### SET TASK
Output the material below in its entirety, exactly as given.

◆ ◆ ◆ ◆

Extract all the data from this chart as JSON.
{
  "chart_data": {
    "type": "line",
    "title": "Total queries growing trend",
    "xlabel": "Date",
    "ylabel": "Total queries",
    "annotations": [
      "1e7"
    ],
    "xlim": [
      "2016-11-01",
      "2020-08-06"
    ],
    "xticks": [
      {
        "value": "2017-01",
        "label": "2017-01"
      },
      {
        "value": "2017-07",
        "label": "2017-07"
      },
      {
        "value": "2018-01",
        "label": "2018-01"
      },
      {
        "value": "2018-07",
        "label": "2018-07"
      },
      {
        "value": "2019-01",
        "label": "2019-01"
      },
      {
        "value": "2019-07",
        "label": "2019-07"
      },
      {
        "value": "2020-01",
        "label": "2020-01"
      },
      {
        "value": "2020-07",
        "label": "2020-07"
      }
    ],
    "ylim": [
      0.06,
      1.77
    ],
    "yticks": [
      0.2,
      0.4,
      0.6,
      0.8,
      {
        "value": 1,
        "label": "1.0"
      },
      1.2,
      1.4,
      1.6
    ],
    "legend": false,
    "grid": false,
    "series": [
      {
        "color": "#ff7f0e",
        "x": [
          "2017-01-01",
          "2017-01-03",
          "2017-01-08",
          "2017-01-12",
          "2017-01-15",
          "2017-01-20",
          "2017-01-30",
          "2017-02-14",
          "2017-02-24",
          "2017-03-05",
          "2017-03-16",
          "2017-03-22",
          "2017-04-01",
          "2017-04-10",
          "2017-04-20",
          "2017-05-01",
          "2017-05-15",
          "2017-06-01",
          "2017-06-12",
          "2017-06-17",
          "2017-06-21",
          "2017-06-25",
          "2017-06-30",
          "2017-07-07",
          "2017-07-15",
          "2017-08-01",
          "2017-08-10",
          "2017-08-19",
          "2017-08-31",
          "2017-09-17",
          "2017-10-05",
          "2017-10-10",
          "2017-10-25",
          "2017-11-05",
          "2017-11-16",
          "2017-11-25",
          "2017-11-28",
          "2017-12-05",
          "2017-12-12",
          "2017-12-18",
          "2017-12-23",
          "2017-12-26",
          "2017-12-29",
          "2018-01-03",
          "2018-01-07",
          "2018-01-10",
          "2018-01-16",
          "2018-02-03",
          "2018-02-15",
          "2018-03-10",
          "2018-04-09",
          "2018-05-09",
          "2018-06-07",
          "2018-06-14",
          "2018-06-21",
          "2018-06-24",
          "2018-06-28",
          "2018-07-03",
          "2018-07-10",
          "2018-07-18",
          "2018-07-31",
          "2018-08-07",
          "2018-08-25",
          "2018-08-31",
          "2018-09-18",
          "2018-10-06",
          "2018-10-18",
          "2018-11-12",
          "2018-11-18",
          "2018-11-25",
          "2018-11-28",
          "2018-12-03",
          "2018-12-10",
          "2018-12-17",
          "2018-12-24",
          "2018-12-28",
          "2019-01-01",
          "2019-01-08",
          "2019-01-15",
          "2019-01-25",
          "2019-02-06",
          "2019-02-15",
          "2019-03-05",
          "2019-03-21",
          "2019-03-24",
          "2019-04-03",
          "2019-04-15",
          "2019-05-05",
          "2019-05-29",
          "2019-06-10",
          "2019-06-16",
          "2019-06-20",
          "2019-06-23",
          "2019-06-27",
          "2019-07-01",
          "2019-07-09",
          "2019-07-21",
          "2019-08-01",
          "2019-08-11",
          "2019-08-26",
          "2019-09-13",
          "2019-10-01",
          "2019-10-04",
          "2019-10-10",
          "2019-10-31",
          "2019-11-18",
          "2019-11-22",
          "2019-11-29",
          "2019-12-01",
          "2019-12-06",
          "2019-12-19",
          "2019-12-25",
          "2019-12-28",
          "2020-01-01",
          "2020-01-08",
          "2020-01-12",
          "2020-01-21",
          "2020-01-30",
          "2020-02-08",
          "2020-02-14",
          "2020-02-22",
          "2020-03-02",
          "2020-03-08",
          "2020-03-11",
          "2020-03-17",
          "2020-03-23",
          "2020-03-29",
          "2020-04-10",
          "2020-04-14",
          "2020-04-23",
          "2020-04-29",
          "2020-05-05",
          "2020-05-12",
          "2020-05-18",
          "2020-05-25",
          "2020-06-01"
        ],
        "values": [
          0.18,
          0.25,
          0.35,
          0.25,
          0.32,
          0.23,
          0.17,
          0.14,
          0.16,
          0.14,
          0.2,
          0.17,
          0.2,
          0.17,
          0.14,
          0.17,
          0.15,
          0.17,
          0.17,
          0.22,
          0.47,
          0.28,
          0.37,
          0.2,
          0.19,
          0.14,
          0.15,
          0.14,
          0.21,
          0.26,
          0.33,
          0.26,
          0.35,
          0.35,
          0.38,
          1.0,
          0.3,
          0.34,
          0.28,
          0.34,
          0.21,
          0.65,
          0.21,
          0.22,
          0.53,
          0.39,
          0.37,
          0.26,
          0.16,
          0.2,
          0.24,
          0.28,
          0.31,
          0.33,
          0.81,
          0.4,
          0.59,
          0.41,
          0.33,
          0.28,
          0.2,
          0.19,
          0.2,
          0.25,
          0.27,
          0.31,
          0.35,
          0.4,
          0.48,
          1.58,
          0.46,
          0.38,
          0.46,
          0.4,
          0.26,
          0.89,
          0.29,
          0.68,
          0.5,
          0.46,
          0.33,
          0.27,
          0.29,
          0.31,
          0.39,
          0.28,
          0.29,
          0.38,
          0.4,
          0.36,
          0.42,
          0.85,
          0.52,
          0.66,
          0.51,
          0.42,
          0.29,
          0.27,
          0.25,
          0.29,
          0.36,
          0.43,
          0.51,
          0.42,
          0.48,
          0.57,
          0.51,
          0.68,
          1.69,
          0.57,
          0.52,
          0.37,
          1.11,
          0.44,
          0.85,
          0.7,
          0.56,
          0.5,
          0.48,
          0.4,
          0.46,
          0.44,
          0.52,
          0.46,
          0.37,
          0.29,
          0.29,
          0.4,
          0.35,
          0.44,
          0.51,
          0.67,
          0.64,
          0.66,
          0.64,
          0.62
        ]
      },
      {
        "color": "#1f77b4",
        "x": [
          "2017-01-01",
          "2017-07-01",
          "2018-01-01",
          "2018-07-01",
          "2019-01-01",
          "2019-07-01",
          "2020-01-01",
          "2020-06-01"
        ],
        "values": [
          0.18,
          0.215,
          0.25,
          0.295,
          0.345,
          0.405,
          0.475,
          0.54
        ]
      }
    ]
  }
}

◆ ◆ ◆ ◆

### TASK OUTPUT
Extract all the data from this chart as JSON.
{
  "chart_data": {
    "type": "line",
    "title": "Total queries growing trend",
    "xlabel": "Date",
    "ylabel": "Total queries",
    "annotations": [
      "1e7"
    ],
    "xlim": [
      "2016-11-01",
      "2020-08-06"
    ],
    "xticks": [
      {
        "value": "2017-01",
        "label": "2017-01"
      },
      {
        "value": "2017-07",
        "label": "2017-07"
      },
      {
        "value": "2018-01",
        "label": "2018-01"
      },
      {
        "value": "2018-07",
        "label": "2018-07"
      },
      {
        "value": "2019-01",
        "label": "2019-01"
      },
      {
        "value": "2019-07",
        "label": "2019-07"
      },
      {
        "value": "2020-01",
        "label": "2020-01"
      },
      {
        "value": "2020-07",
        "label": "2020-07"
      }
    ],
    "ylim": [
      0.06,
      1.77
    ],
    "yticks": [
      0.2,
      0.4,
      0.6,
      0.8,
      {
        "value": 1,
        "label": "1.0"
      },
      1.2,
      1.4,
      1.6
    ],
    "legend": false,
    "grid": false,
    "series": [
      {
        "color": "#ff7f0e",
        "x": [
          "2017-01-01",
          "2017-01-03",
          "2017-01-08",
          "2017-01-12",
          "2017-01-15",
          "2017-01-20",
          "2017-01-30",
          "2017-02-14",
          "2017-02-24",
          "2017-03-05",
          "2017-03-16",
          "2017-03-22",
          "2017-04-01",
          "2017-04-10",
          "2017-04-20",
          "2017-05-01",
          "2017-05-15",
          "2017-06-01",
          "2017-06-12",
          "2017-06-17",
          "2017-06-21",
          "2017-06-25",
          "2017-06-30",
          "2017-07-07",
          "2017-07-15",
          "2017-08-01",
          "2017-08-10",
          "2017-08-19",
          "2017-08-31",
          "2017-09-17",
          "2017-10-05",
          "2017-10-10",
          "2017-10-25",
          "2017-11-05",
          "2017-11-16",
          "2017-11-25",
          "2017-11-28",
          "2017-12-05",
          "2017-12-12",
          "2017-12-18",
          "2017-12-23",
          "2017-12-26",
          "2017-12-29",
          "2018-01-03",
          "2018-01-07",
          "2018-01-10",
          "2018-01-16",
          "2018-02-03",
          "2018-02-15",
          "2018-03-10",
          "2018-04-09",
          "2018-05-09",
          "2018-06-07",
          "2018-06-14",
          "2018-06-21",
          "2018-06-24",
          "2018-06-28",
          "2018-07-03",
          "2018-07-10",
          "2018-07-18",
          "2018-07-31",
          "2018-08-07",
          "2018-08-25",
          "2018-08-31",
          "2018-09-18",
          "2018-10-06",
          "2018-10-18",
          "2018-11-12",
          "2018-11-18",
          "2018-11-25",
          "2018-11-28",
          "2018-12-03",
          "2018-12-10",
          "2018-12-17",
          "2018-12-24",
          "2018-12-28",
          "2019-01-01",
          "2019-01-08",
          "2019-01-15",
          "2019-01-25",
          "2019-02-06",
          "2019-02-15",
          "2019-03-05",
          "2019-03-21",
          "2019-03-24",
          "2019-04-03",
          "2019-04-15",
          "2019-05-05",
          "2019-05-29",
          "2019-06-10",
          "2019-06-16",
          "2019-06-20",
          "2019-06-23",
          "2019-06-27",
          "2019-07-01",
          "2019-07-09",
          "2019-07-21",
          "2019-08-01",
          "2019-08-11",
          "2019-08-26",
          "2019-09-13",
          "2019-10-01",
          "2019-10-04",
          "2019-10-10",
          "2019-10-31",
          "2019-11-18",
          "2019-11-22",
          "2019-11-29",
          "2019-12-01",
          "2019-12-06",
          "2019-12-19",
          "2019-12-25",
          "2019-12-28",
          "2020-01-01",
          "2020-01-08",
          "2020-01-12",
          "2020-01-21",
          "2020-01-30",
          "2020-02-08",
          "2020-02-14",
          "2020-02-22",
          "2020-03-02",
          "2020-03-08",
          "2020-03-11",
          "2020-03-17",
          "2020-03-23",
          "2020-03-29",
          "2020-04-10",
          "2020-04-14",
          "2020-04-23",
          "2020-04-29",
          "2020-05-05",
          "2020-05-12",
          "2020-05-18",
          "2020-05-25",
          "2020-06-01"
        ],
        "values": [
          0.18,
          0.25,
          0.35,
          0.25,
          0.32,
          0.23,
          0.17,
          0.14,
          0.16,
          0.14,
          0.2,
          0.17,
          0.2,
          0.17,
          0.14,
          0.17,
          0.15,
          0.17,
          0.17,
          0.22,
          0.47,
          0.28,
          0.37,
          0.2,
          0.19,
          0.14,
          0.15,
          0.14,
          0.21,
          0.26,
          0.33,
          0.26,
          0.35,
          0.35,
          0.38,
          1.0,
          0.3,
          0.34,
          0.28,
          0.34,
          0.21,
          0.65,
          0.21,
          0.22,
          0.53,
          0.39,
          0.37,
          0.26,
          0.16,
          0.2,
          0.24,
          0.28,
          0.31,
          0.33,
          0.81,
          0.4,
          0.59,
          0.41,
          0.33,
          0.28,
          0.2,
          0.19,
          0.2,
          0.25,
          0.27,
          0.31,
          0.35,
          0.4,
          0.48,
          1.58,
          0.46,
          0.38,
          0.46,
          0.4,
          0.26,
          0.89,
          0.29,
          0.68,
          0.5,
          0.46,
          0.33,
          0.27,
          0.29,
          0.31,
          0.39,
          0.28,
          0.29,
          0.38,
          0.4,
          0.36,
          0.42,
          0.85,
          0.52,
          0.66,
          0.51,
          0.42,
          0.29,
          0.27,
          0.25,
          0.29,
          0.36,
          0.43,
          0.51,
          0.42,
          0.48,
          0.57,
          0.51,
          0.68,
          1.69,
          0.57,
          0.52,
          0.37,
          1.11,
          0.44,
          0.85,
          0.7,
          0.56,
          0.5,
          0.48,
          0.4,
          0.46,
          0.44,
          0.52,
          0.46,
          0.37,
          0.29,
          0.29,
          0.4,
          0.35,
          0.44,
          0.51,
          0.67,
          0.64,
          0.66,
          0.64,
          0.62
        ]
      },
      {
        "color": "#1f77b4",
        "x": [
          "2017-01-01",
          "2017-07-01",
          "2018-01-01",
          "2018-07-01",
          "2019-01-01",
          "2019-07-01",
          "2020-01-01",
          "2020-06-01"
        ],
        "values": [
          0.18,
          0.215,
          0.25,
          0.295,
          0.345,
          0.405,
          0.475,
          0.54
        ]
      }
    ]
  }
}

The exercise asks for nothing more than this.